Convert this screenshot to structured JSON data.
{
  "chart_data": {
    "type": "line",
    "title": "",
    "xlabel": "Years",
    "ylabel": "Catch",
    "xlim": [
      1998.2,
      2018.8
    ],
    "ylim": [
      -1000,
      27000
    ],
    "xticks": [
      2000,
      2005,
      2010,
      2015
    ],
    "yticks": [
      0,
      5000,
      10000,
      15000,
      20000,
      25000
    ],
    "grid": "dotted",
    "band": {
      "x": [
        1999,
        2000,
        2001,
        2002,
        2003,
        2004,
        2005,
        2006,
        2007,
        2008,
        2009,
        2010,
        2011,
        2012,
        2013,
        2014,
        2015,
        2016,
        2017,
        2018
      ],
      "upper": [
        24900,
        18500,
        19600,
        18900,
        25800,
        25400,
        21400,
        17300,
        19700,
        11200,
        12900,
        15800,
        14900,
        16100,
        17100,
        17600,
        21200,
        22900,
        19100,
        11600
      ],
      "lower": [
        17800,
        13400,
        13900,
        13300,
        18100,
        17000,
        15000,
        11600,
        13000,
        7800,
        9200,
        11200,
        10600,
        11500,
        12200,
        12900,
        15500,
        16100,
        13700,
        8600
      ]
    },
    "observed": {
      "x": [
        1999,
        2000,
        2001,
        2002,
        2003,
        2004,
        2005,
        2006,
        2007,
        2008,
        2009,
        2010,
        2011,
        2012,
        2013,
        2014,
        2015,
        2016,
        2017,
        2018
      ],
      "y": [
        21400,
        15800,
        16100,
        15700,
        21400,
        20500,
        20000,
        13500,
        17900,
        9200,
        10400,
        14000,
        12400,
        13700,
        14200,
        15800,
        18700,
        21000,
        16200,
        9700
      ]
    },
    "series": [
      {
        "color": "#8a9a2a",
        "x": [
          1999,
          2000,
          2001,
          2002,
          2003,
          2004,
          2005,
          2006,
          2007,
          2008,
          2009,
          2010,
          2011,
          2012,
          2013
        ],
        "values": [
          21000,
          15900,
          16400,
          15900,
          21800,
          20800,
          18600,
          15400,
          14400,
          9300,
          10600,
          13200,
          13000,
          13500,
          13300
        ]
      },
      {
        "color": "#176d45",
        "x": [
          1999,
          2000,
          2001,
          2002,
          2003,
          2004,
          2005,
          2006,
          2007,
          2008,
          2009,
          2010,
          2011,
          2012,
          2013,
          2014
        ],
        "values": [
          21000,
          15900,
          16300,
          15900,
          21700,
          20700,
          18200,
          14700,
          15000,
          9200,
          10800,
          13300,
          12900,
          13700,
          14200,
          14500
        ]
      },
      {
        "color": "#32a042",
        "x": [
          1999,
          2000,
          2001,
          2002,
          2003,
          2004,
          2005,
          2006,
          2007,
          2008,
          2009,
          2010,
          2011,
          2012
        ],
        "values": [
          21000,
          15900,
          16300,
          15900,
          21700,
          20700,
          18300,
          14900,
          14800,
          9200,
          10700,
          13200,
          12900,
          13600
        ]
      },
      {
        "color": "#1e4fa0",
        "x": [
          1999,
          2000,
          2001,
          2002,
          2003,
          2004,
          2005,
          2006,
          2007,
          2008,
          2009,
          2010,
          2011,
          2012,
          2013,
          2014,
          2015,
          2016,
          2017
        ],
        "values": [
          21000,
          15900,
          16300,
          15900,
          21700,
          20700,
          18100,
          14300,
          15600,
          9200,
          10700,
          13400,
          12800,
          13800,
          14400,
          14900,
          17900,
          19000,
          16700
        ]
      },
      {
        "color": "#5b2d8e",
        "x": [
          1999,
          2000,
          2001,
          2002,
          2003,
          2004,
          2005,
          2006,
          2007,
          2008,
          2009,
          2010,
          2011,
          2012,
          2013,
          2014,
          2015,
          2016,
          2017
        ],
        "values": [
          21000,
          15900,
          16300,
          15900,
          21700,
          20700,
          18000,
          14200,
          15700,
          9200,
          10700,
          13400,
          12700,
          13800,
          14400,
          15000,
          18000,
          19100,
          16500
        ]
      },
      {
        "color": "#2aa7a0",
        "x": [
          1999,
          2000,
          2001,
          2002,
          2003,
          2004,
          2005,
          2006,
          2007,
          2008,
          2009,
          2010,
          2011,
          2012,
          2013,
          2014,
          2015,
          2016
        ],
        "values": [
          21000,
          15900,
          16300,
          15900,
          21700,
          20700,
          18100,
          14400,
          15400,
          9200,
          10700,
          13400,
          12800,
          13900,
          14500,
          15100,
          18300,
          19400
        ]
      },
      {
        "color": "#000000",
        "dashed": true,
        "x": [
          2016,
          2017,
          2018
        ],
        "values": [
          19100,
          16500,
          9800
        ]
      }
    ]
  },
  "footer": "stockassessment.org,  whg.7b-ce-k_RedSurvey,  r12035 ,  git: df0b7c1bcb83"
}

++++++++

To do: From the entries above, select each line containing the string "color".

Final result:
        "color": "#8a9a2a",
        "color": "#176d45",
        "color": "#32a042",
        "color": "#1e4fa0",
        "color": "#5b2d8e",
        "color": "#2aa7a0",
        "color": "#000000",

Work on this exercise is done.